GIVEN REQUEST.
Return all entries precisely as they stand, without the images.

※

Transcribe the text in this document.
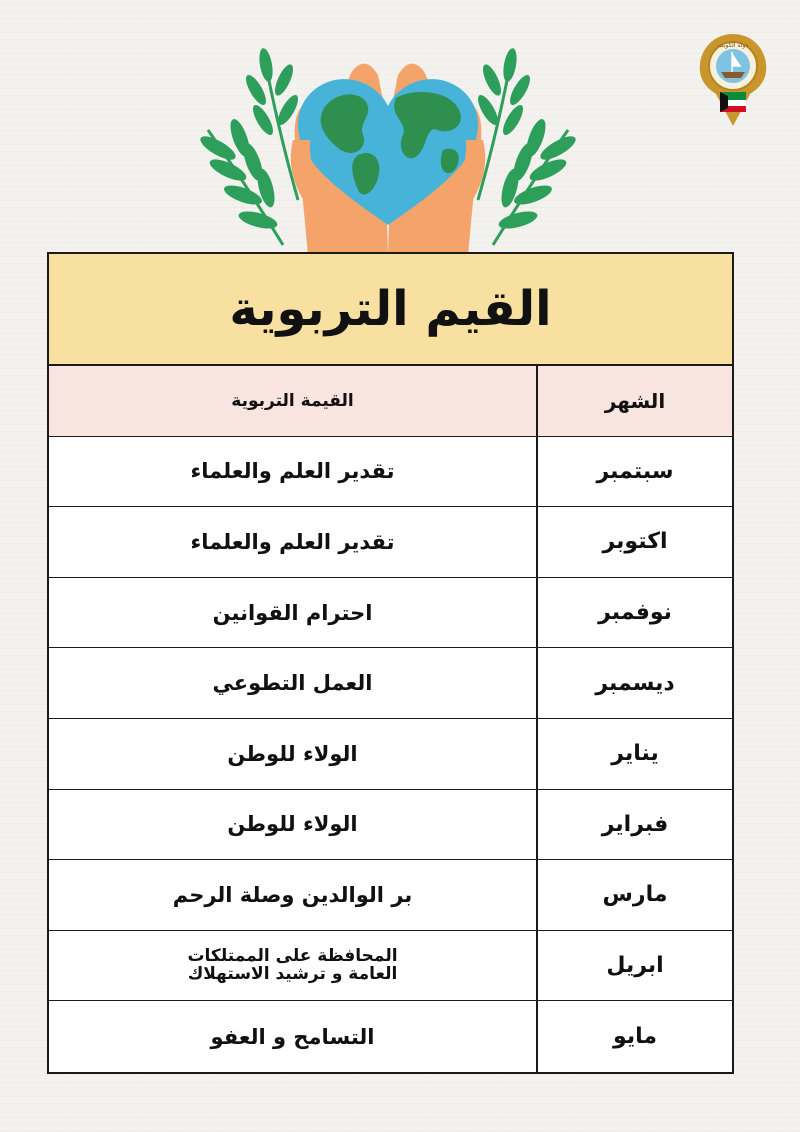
دولة الكويت
القيم التربوية
الشهر
القيمة التربوية
سبتمبر
تقدير العلم والعلماء
اكتوبر
تقدير العلم والعلماء
نوفمبر
احترام القوانين
ديسمبر
العمل التطوعي
يناير
الولاء للوطن
فبراير
الولاء للوطن
مارس
بر الوالدين وصلة الرحم
ابريل
المحافظة على الممتلكات
العامة و ترشيد الاستهلاك
مايو
التسامح و العفو
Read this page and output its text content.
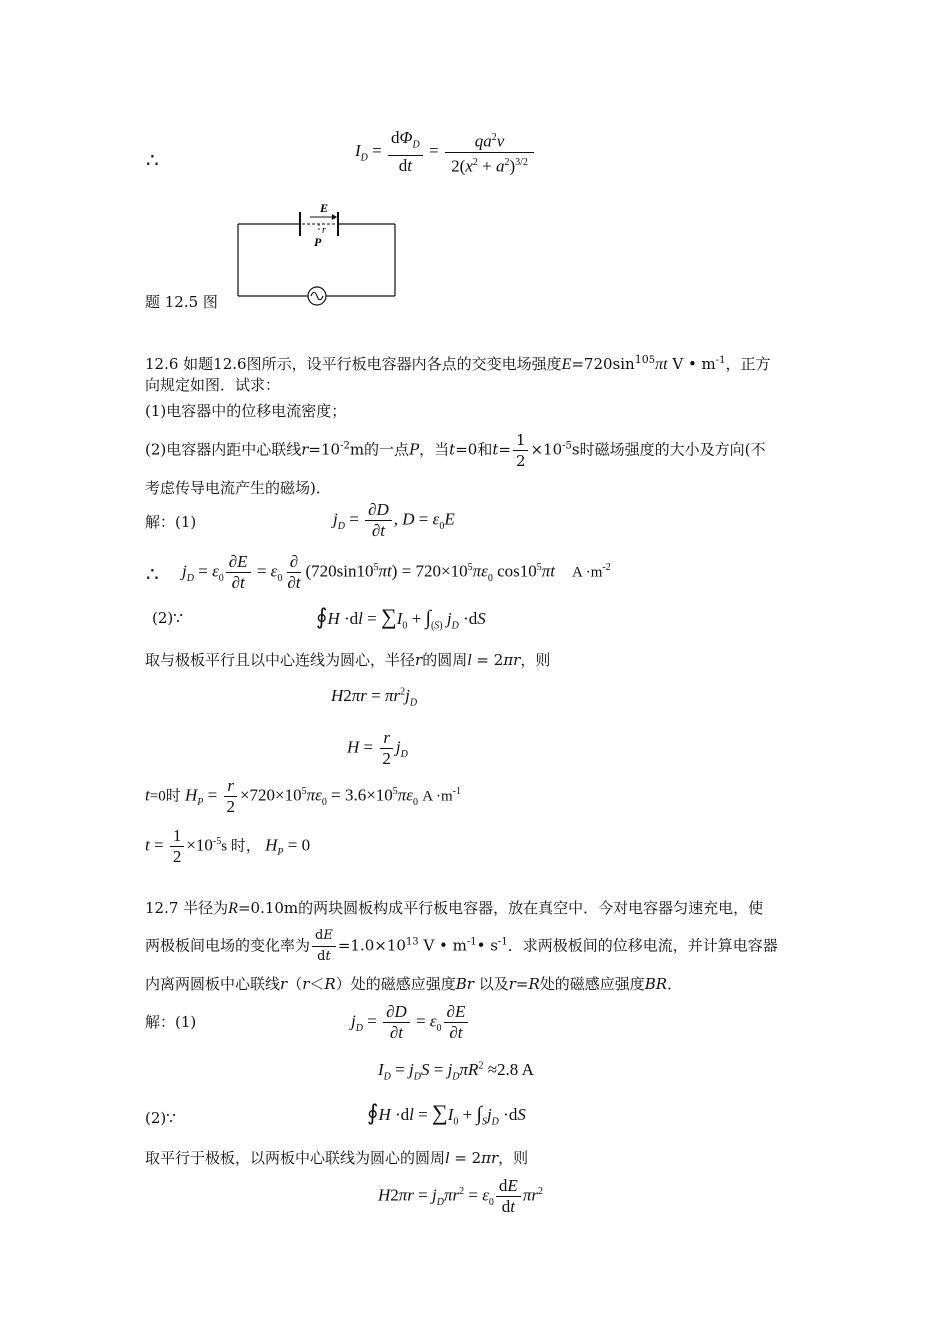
∴	$I_D = \frac{d\Phi_D}{dt} = \frac{qa^2v}{2(x^2 + a^2)^{3/2}}$
E
r
P
题 12.5 图
12.6 如题12.6图所示，设平行板电容器内各点的交变电场强度$E=720\sin^{105}\pi t$ V • $m^{-1}$，正方
向规定如图．试求：
(1)电容器中的位移电流密度；
(2)电容器内距中心联线$r=10^{-2}m$的一点P，当t=0和$t= \frac{1}{2} \times 10^{-5}s$时磁场强度的大小及方向(不
考虑传导电流产生的磁场)．
解：(1)	$j_D = \frac{\partial D}{\partial t}$ , $D = \varepsilon_0E$
∴ $j_D = \varepsilon_0 \frac{\partial E}{\partial t} = \varepsilon_0 \frac{\partial}{\partial t} (720\sin 10^5\pi t) = 720\times 10^5\pi\varepsilon_0$ $\cos 10^5\pi t$ $A \cdot m^{-2}$
(2)∵	∮H $\cdot dl = \sum I_0 + \int_{(S)}$ $j_D \cdot dS$
取与极板平行且以中心连线为圆心，半径r的圆周l = 2πr，则
$H2\pi r = \pi r^2j_D$
$H = \frac{r}{2} j_D$
t=0时 $H_P = \frac{r}{2} \times 720\times 10^5\pi\varepsilon_0 = 3.6\times 10^5\pi\varepsilon_0$ $A \cdot m^{-1}$
$t = \frac{1}{2} \times 10^{-5}s$ 时， $H_P = 0$
12.7 半径为R=0.10m的两块圆板构成平行板电容器，放在真空中．今对电容器匀速充电，使
两极板间电场的变化率为 $\frac{dE}{dt} =1.0\times 10^{13}$ V • $m^{-1}•$ $s^{-1}$．求两极板间的位移电流，并计算电容器
内离两圆板中心联线r（r＜R）处的磁感应强度Br 以及r=R处的磁感应强度BR．
解：(1)	$j_D = \frac{\partial D}{\partial t} = \varepsilon_0 \frac{\partial E}{\partial t}$
$I_D = j_DS = j_D\pi R^2 \approx 2.8$ A
(2)∵	∮H $\cdot dl = \sum I_0 + \int_Sj_D \cdot dS$
取平行于极板，以两板中心联线为圆心的圆周l = 2πr，则
$H2\pi r = j_D\pi r^2 = \varepsilon_0 \frac{dE}{dt} \pi r^2$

※

REPLY.
Transcribe the text in this document.
دولة الكويت
القيم التربوية
الشهر
القيمة التربوية
سبتمبر
تقدير العلم والعلماء
اكتوبر
تقدير العلم والعلماء
نوفمبر
احترام القوانين
ديسمبر
العمل التطوعي
يناير
الولاء للوطن
فبراير
الولاء للوطن
مارس
بر الوالدين وصلة الرحم
ابريل
المحافظة على الممتلكات
العامة و ترشيد الاستهلاك
مايو
التسامح و العفو
Read this page and output its text content.
∴	$I_D = \frac{d\Phi_D}{dt} = \frac{qa^2v}{2(x^2 + a^2)^{3/2}}$
E
r
P
题 12.5 图
12.6 如题12.6图所示，设平行板电容器内各点的交变电场强度$E=720\sin^{105}\pi t$ V • $m^{-1}$，正方
向规定如图．试求：
(1)电容器中的位移电流密度；
(2)电容器内距中心联线$r=10^{-2}m$的一点P，当t=0和$t= \frac{1}{2} \times 10^{-5}s$时磁场强度的大小及方向(不
考虑传导电流产生的磁场)．
解：(1)	$j_D = \frac{\partial D}{\partial t}$ , $D = \varepsilon_0E$
∴ $j_D = \varepsilon_0 \frac{\partial E}{\partial t} = \varepsilon_0 \frac{\partial}{\partial t} (720\sin 10^5\pi t) = 720\times 10^5\pi\varepsilon_0$ $\cos 10^5\pi t$ $A \cdot m^{-2}$
(2)∵	∮H $\cdot dl = \sum I_0 + \int_{(S)}$ $j_D \cdot dS$
取与极板平行且以中心连线为圆心，半径r的圆周l = 2πr，则
$H2\pi r = \pi r^2j_D$
$H = \frac{r}{2} j_D$
t=0时 $H_P = \frac{r}{2} \times 720\times 10^5\pi\varepsilon_0 = 3.6\times 10^5\pi\varepsilon_0$ $A \cdot m^{-1}$
$t = \frac{1}{2} \times 10^{-5}s$ 时， $H_P = 0$
12.7 半径为R=0.10m的两块圆板构成平行板电容器，放在真空中．今对电容器匀速充电，使
两极板间电场的变化率为 $\frac{dE}{dt} =1.0\times 10^{13}$ V • $m^{-1}•$ $s^{-1}$．求两极板间的位移电流，并计算电容器
内离两圆板中心联线r（r＜R）处的磁感应强度Br 以及r=R处的磁感应强度BR．
解：(1)	$j_D = \frac{\partial D}{\partial t} = \varepsilon_0 \frac{\partial E}{\partial t}$
$I_D = j_DS = j_D\pi R^2 \approx 2.8$ A
(2)∵	∮H $\cdot dl = \sum I_0 + \int_Sj_D \cdot dS$
取平行于极板，以两板中心联线为圆心的圆周l = 2πr，则
$H2\pi r = j_D\pi r^2 = \varepsilon_0 \frac{dE}{dt} \pi r^2$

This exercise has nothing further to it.